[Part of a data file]
^^^^^^^^
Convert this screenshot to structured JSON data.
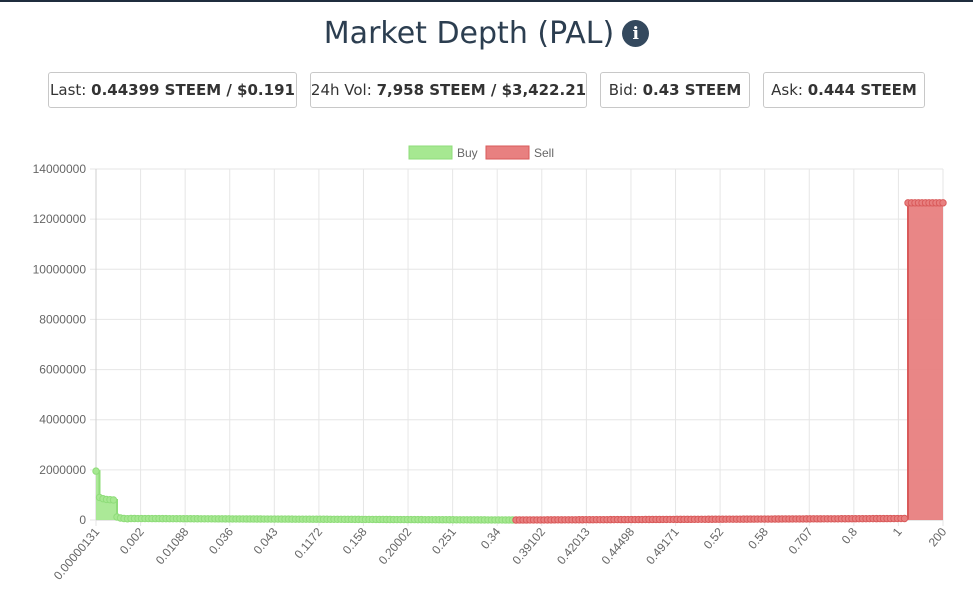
{
  "header": {
    "title": "Market Depth (PAL)"
  },
  "stats": {
    "last": {
      "label": "Last:",
      "value": "0.44399 STEEM / $0.191"
    },
    "volume": {
      "label": "24h Vol:",
      "value": "7,958 STEEM / $3,422.21"
    },
    "bid": {
      "label": "Bid:",
      "value": "0.43 STEEM"
    },
    "ask": {
      "label": "Ask:",
      "value": "0.444 STEEM"
    }
  },
  "icons": {
    "info": "info-icon"
  },
  "colors": {
    "buy_fill": "#a6e891",
    "buy_line": "#8fdc7a",
    "sell_fill": "#e88080",
    "sell_line": "#d95a5a",
    "title": "#2c3e50"
  },
  "chart_data": {
    "type": "area",
    "legend": {
      "position": "top",
      "items": [
        "Buy",
        "Sell"
      ]
    },
    "grid": true,
    "ylim": [
      0,
      14000000
    ],
    "yticks": [
      "14000000",
      "12000000",
      "10000000",
      "8000000",
      "6000000",
      "4000000",
      "2000000",
      "0"
    ],
    "xtick_labels": [
      "0.00000131",
      "0.002",
      "0.01088",
      "0.036",
      "0.043",
      "0.1172",
      "0.158",
      "0.20002",
      "0.251",
      "0.34",
      "0.39102",
      "0.42013",
      "0.44498",
      "0.49171",
      "0.52",
      "0.58",
      "0.707",
      "0.8",
      "1",
      "200"
    ],
    "series": [
      {
        "name": "Buy",
        "points": 120,
        "values_approx": [
          1950000,
          900000,
          850000,
          820000,
          810000,
          800000,
          790000,
          120000,
          80000,
          60000,
          50000,
          40000,
          35000,
          30000,
          25000,
          20000,
          15000,
          10000,
          5000,
          0
        ]
      },
      {
        "name": "Sell",
        "points": 123,
        "values_approx": [
          0,
          5000,
          10000,
          15000,
          20000,
          25000,
          30000,
          35000,
          40000,
          45000,
          50000,
          55000,
          60000,
          12650000,
          12650000
        ]
      }
    ]
  }
}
^^^^^^^^
> _TASK DETAILS_
Write out all the records again, exactly, minus any pictures.

> _OUTPUT OF THE EXERCISE_
Convert this screenshot to structured JSON data.
{
  "header": {
    "title": "Market Depth (PAL)"
  },
  "stats": {
    "last": {
      "label": "Last:",
      "value": "0.44399 STEEM / $0.191"
    },
    "volume": {
      "label": "24h Vol:",
      "value": "7,958 STEEM / $3,422.21"
    },
    "bid": {
      "label": "Bid:",
      "value": "0.43 STEEM"
    },
    "ask": {
      "label": "Ask:",
      "value": "0.444 STEEM"
    }
  },
  "icons": {
    "info": "info-icon"
  },
  "colors": {
    "buy_fill": "#a6e891",
    "buy_line": "#8fdc7a",
    "sell_fill": "#e88080",
    "sell_line": "#d95a5a",
    "title": "#2c3e50"
  },
  "chart_data": {
    "type": "area",
    "legend": {
      "position": "top",
      "items": [
        "Buy",
        "Sell"
      ]
    },
    "grid": true,
    "ylim": [
      0,
      14000000
    ],
    "yticks": [
      "14000000",
      "12000000",
      "10000000",
      "8000000",
      "6000000",
      "4000000",
      "2000000",
      "0"
    ],
    "xtick_labels": [
      "0.00000131",
      "0.002",
      "0.01088",
      "0.036",
      "0.043",
      "0.1172",
      "0.158",
      "0.20002",
      "0.251",
      "0.34",
      "0.39102",
      "0.42013",
      "0.44498",
      "0.49171",
      "0.52",
      "0.58",
      "0.707",
      "0.8",
      "1",
      "200"
    ],
    "series": [
      {
        "name": "Buy",
        "points": 120,
        "values_approx": [
          1950000,
          900000,
          850000,
          820000,
          810000,
          800000,
          790000,
          120000,
          80000,
          60000,
          50000,
          40000,
          35000,
          30000,
          25000,
          20000,
          15000,
          10000,
          5000,
          0
        ]
      },
      {
        "name": "Sell",
        "points": 123,
        "values_approx": [
          0,
          5000,
          10000,
          15000,
          20000,
          25000,
          30000,
          35000,
          40000,
          45000,
          50000,
          55000,
          60000,
          12650000,
          12650000
        ]
      }
    ]
  }
}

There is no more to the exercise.